═════ DATA FOR PROCESSING ═════

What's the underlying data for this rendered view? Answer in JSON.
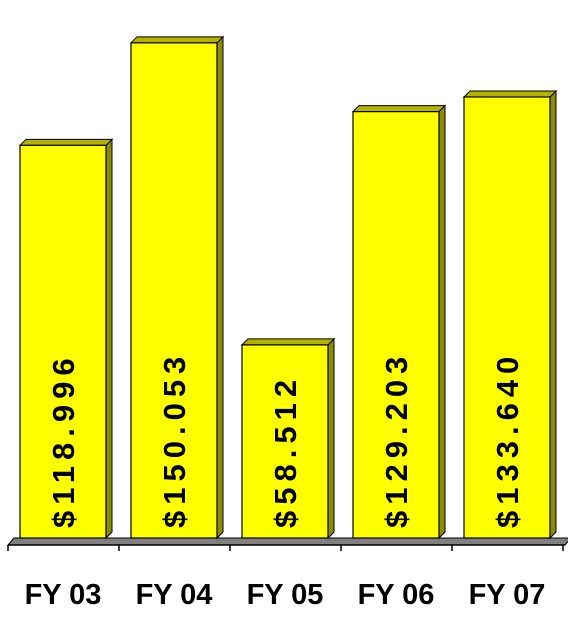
{
  "chart_data": {
    "type": "bar",
    "style": "3d-column",
    "categories": [
      "FY 03",
      "FY 04",
      "FY 05",
      "FY 06",
      "FY 07"
    ],
    "values": [
      118.996,
      150.053,
      58.512,
      129.203,
      133.64
    ],
    "data_labels": [
      "$118.996",
      "$150.053",
      "$58.512",
      "$129.203",
      "$133.640"
    ],
    "ylim": [
      0,
      160
    ],
    "grid": false,
    "legend": "none",
    "title": "",
    "xlabel": "",
    "ylabel": ""
  },
  "colors": {
    "bar_front": "#ffff00",
    "bar_side": "#8c8c00",
    "bar_top": "#b3b300",
    "floor": "#808080",
    "axis": "#000000"
  }
}
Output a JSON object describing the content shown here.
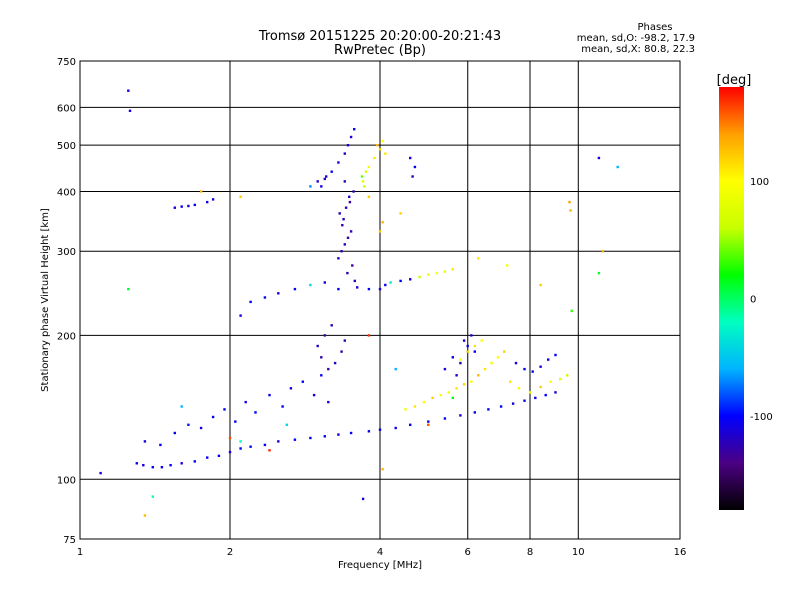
{
  "chart_data": {
    "type": "scatter",
    "title": "Tromsø 20151225 20:20:00-20:21:43",
    "subtitle": "RwPretec (Bp)",
    "xlabel": "Frequency [MHz]",
    "ylabel": "Stationary phase Virtual Height [km]",
    "x_scale": "log",
    "y_scale": "log",
    "xlim": [
      1,
      16
    ],
    "ylim": [
      75,
      750
    ],
    "x_ticks": [
      "1",
      "2",
      "4",
      "6",
      "8",
      "10",
      "16"
    ],
    "x_tick_values": [
      1,
      2,
      4,
      6,
      8,
      10,
      16
    ],
    "y_ticks": [
      "75",
      "100",
      "200",
      "300",
      "400",
      "500",
      "600",
      "750"
    ],
    "y_tick_values": [
      75,
      100,
      200,
      300,
      400,
      500,
      600,
      750
    ],
    "grid": true,
    "stats": {
      "header": "Phases",
      "o_line": "mean, sd,O: -98.2, 17.9",
      "x_line": "mean, sd,X: 80.8, 22.3"
    },
    "colorbar": {
      "label": "[deg]",
      "min": -180,
      "max": 180,
      "ticks": [
        "100",
        "0",
        "-100"
      ],
      "tick_values": [
        100,
        0,
        -100
      ],
      "colors": [
        "#000000",
        "#4b0082",
        "#0000ff",
        "#00b4ff",
        "#00ffc0",
        "#00ff00",
        "#c8ff00",
        "#ffff00",
        "#ffa000",
        "#ff0000"
      ]
    },
    "series": [
      {
        "values_note": "",
        "points": [
          [
            1.3,
            108,
            -105
          ],
          [
            1.34,
            107,
            -110
          ],
          [
            1.4,
            106,
            -100
          ],
          [
            1.46,
            106,
            -105
          ],
          [
            1.52,
            107,
            -100
          ],
          [
            1.6,
            108,
            -110
          ],
          [
            1.7,
            109,
            -100
          ],
          [
            1.8,
            111,
            -105
          ],
          [
            1.9,
            112,
            -100
          ],
          [
            2.0,
            114,
            -110
          ],
          [
            2.1,
            116,
            -100
          ],
          [
            2.2,
            117,
            -105
          ],
          [
            2.35,
            118,
            -100
          ],
          [
            2.5,
            120,
            -110
          ],
          [
            2.7,
            121,
            -100
          ],
          [
            2.9,
            122,
            -105
          ],
          [
            3.1,
            123,
            -100
          ],
          [
            3.3,
            124,
            -110
          ],
          [
            3.5,
            125,
            -100
          ],
          [
            3.8,
            126,
            -105
          ],
          [
            4.0,
            127,
            -100
          ],
          [
            4.3,
            128,
            -110
          ],
          [
            4.6,
            130,
            -100
          ],
          [
            5.0,
            132,
            -105
          ],
          [
            5.4,
            134,
            -100
          ],
          [
            5.8,
            136,
            -110
          ],
          [
            6.2,
            138,
            -100
          ],
          [
            6.6,
            140,
            -105
          ],
          [
            7.0,
            142,
            -100
          ],
          [
            7.4,
            144,
            -110
          ],
          [
            7.8,
            146,
            -100
          ],
          [
            8.2,
            148,
            -105
          ],
          [
            8.6,
            150,
            -100
          ],
          [
            9.0,
            152,
            -110
          ],
          [
            1.35,
            120,
            -110
          ],
          [
            1.45,
            118,
            -100
          ],
          [
            1.55,
            125,
            -105
          ],
          [
            1.65,
            130,
            -95
          ],
          [
            1.75,
            128,
            -110
          ],
          [
            1.85,
            135,
            -100
          ],
          [
            1.95,
            140,
            -105
          ],
          [
            2.05,
            132,
            -100
          ],
          [
            2.15,
            145,
            -110
          ],
          [
            2.25,
            138,
            -100
          ],
          [
            2.4,
            150,
            -105
          ],
          [
            2.55,
            142,
            -100
          ],
          [
            2.65,
            155,
            -110
          ],
          [
            2.8,
            160,
            -100
          ],
          [
            2.95,
            150,
            -105
          ],
          [
            3.05,
            165,
            -100
          ],
          [
            3.15,
            145,
            -110
          ],
          [
            1.6,
            142,
            -60
          ],
          [
            2.6,
            130,
            -40
          ],
          [
            2.0,
            122,
            160
          ],
          [
            3.0,
            190,
            -120
          ],
          [
            3.1,
            200,
            -130
          ],
          [
            3.2,
            210,
            -125
          ],
          [
            3.25,
            175,
            -120
          ],
          [
            3.35,
            185,
            -130
          ],
          [
            3.4,
            195,
            -125
          ],
          [
            3.05,
            180,
            -125
          ],
          [
            3.15,
            170,
            -130
          ],
          [
            3.3,
            290,
            -120
          ],
          [
            3.35,
            300,
            -125
          ],
          [
            3.4,
            310,
            -120
          ],
          [
            3.45,
            320,
            -130
          ],
          [
            3.5,
            330,
            -125
          ],
          [
            3.38,
            350,
            -120
          ],
          [
            3.42,
            370,
            -125
          ],
          [
            3.47,
            390,
            -120
          ],
          [
            3.52,
            280,
            -130
          ],
          [
            3.44,
            270,
            -125
          ],
          [
            3.56,
            260,
            -120
          ],
          [
            3.36,
            340,
            -125
          ],
          [
            3.32,
            360,
            -120
          ],
          [
            3.48,
            380,
            -130
          ],
          [
            3.54,
            400,
            -125
          ],
          [
            3.4,
            420,
            -120
          ],
          [
            3.0,
            420,
            -115
          ],
          [
            3.05,
            410,
            -110
          ],
          [
            3.1,
            425,
            -120
          ],
          [
            3.12,
            430,
            -115
          ],
          [
            3.2,
            440,
            -105
          ],
          [
            3.3,
            460,
            -110
          ],
          [
            3.4,
            480,
            -120
          ],
          [
            3.45,
            500,
            -115
          ],
          [
            3.5,
            520,
            -110
          ],
          [
            3.55,
            540,
            -105
          ],
          [
            3.7,
            420,
            80
          ],
          [
            3.72,
            410,
            60
          ],
          [
            3.68,
            430,
            40
          ],
          [
            3.75,
            440,
            70
          ],
          [
            3.8,
            450,
            90
          ],
          [
            3.9,
            470,
            110
          ],
          [
            4.0,
            490,
            120
          ],
          [
            4.05,
            510,
            100
          ],
          [
            3.95,
            500,
            130
          ],
          [
            4.1,
            480,
            110
          ],
          [
            4.0,
            330,
            120
          ],
          [
            4.05,
            345,
            130
          ],
          [
            4.4,
            360,
            120
          ],
          [
            4.6,
            470,
            -110
          ],
          [
            4.7,
            450,
            -100
          ],
          [
            4.65,
            430,
            -120
          ],
          [
            4.0,
            250,
            -110
          ],
          [
            4.1,
            255,
            -105
          ],
          [
            4.2,
            258,
            -30
          ],
          [
            4.4,
            260,
            -100
          ],
          [
            4.6,
            262,
            -110
          ],
          [
            4.8,
            265,
            60
          ],
          [
            5.0,
            268,
            90
          ],
          [
            5.2,
            270,
            100
          ],
          [
            5.4,
            272,
            80
          ],
          [
            5.6,
            275,
            110
          ],
          [
            2.1,
            220,
            -110
          ],
          [
            2.2,
            235,
            -100
          ],
          [
            2.35,
            240,
            -105
          ],
          [
            2.5,
            245,
            -110
          ],
          [
            2.7,
            250,
            -100
          ],
          [
            2.9,
            255,
            -40
          ],
          [
            3.1,
            258,
            -105
          ],
          [
            3.3,
            250,
            -100
          ],
          [
            3.6,
            252,
            -110
          ],
          [
            3.8,
            250,
            -100
          ],
          [
            1.55,
            370,
            -110
          ],
          [
            1.6,
            372,
            -105
          ],
          [
            1.65,
            373,
            -110
          ],
          [
            1.7,
            375,
            -100
          ],
          [
            1.8,
            380,
            -110
          ],
          [
            1.85,
            385,
            -105
          ],
          [
            1.75,
            400,
            130
          ],
          [
            2.1,
            390,
            120
          ],
          [
            4.5,
            140,
            90
          ],
          [
            4.7,
            142,
            110
          ],
          [
            4.9,
            145,
            100
          ],
          [
            5.1,
            148,
            120
          ],
          [
            5.3,
            150,
            100
          ],
          [
            5.5,
            152,
            90
          ],
          [
            5.7,
            155,
            110
          ],
          [
            5.9,
            158,
            120
          ],
          [
            6.1,
            160,
            100
          ],
          [
            6.3,
            165,
            130
          ],
          [
            6.5,
            170,
            110
          ],
          [
            6.7,
            175,
            90
          ],
          [
            6.9,
            180,
            100
          ],
          [
            7.1,
            185,
            120
          ],
          [
            6.2,
            190,
            110
          ],
          [
            6.4,
            195,
            100
          ],
          [
            6.0,
            185,
            120
          ],
          [
            5.8,
            178,
            100
          ],
          [
            7.3,
            160,
            110
          ],
          [
            7.6,
            155,
            100
          ],
          [
            8.0,
            152,
            90
          ],
          [
            8.4,
            156,
            120
          ],
          [
            8.8,
            160,
            100
          ],
          [
            9.2,
            162,
            80
          ],
          [
            9.5,
            165,
            60
          ],
          [
            5.4,
            170,
            -110
          ],
          [
            5.6,
            180,
            -105
          ],
          [
            5.8,
            175,
            -120
          ],
          [
            6.0,
            190,
            -110
          ],
          [
            6.2,
            185,
            -100
          ],
          [
            5.7,
            165,
            -115
          ],
          [
            5.9,
            195,
            -110
          ],
          [
            6.1,
            200,
            -120
          ],
          [
            7.5,
            175,
            -110
          ],
          [
            7.8,
            170,
            -105
          ],
          [
            8.1,
            168,
            -100
          ],
          [
            8.4,
            172,
            -110
          ],
          [
            8.7,
            178,
            -105
          ],
          [
            9.0,
            182,
            -100
          ],
          [
            6.3,
            290,
            110
          ],
          [
            7.2,
            280,
            90
          ],
          [
            8.4,
            255,
            120
          ],
          [
            9.6,
            380,
            140
          ],
          [
            9.65,
            365,
            130
          ],
          [
            9.7,
            225,
            30
          ],
          [
            11.0,
            470,
            -110
          ],
          [
            12.0,
            450,
            -60
          ],
          [
            11.0,
            270,
            10
          ],
          [
            11.2,
            300,
            130
          ],
          [
            1.25,
            650,
            -110
          ],
          [
            1.26,
            590,
            -110
          ],
          [
            1.1,
            103,
            -110
          ],
          [
            1.4,
            92,
            -20
          ],
          [
            1.35,
            84,
            130
          ],
          [
            1.25,
            250,
            10
          ],
          [
            3.7,
            91,
            -110
          ],
          [
            4.05,
            105,
            130
          ],
          [
            3.8,
            390,
            120
          ],
          [
            2.9,
            410,
            -70
          ],
          [
            2.1,
            120,
            -20
          ],
          [
            2.4,
            115,
            170
          ],
          [
            5.0,
            130,
            160
          ],
          [
            4.3,
            170,
            -60
          ],
          [
            3.8,
            200,
            170
          ],
          [
            5.6,
            148,
            20
          ]
        ]
      }
    ]
  }
}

═════

■ SHORT PROBLEM ■
Go over the data above and copy every line that has the word "mean" in it.

■ EXERCISE RESPONSE ■
      "o_line": "mean, sd,O: -98.2, 17.9",
      "x_line": "mean, sd,X: 80.8, 22.3"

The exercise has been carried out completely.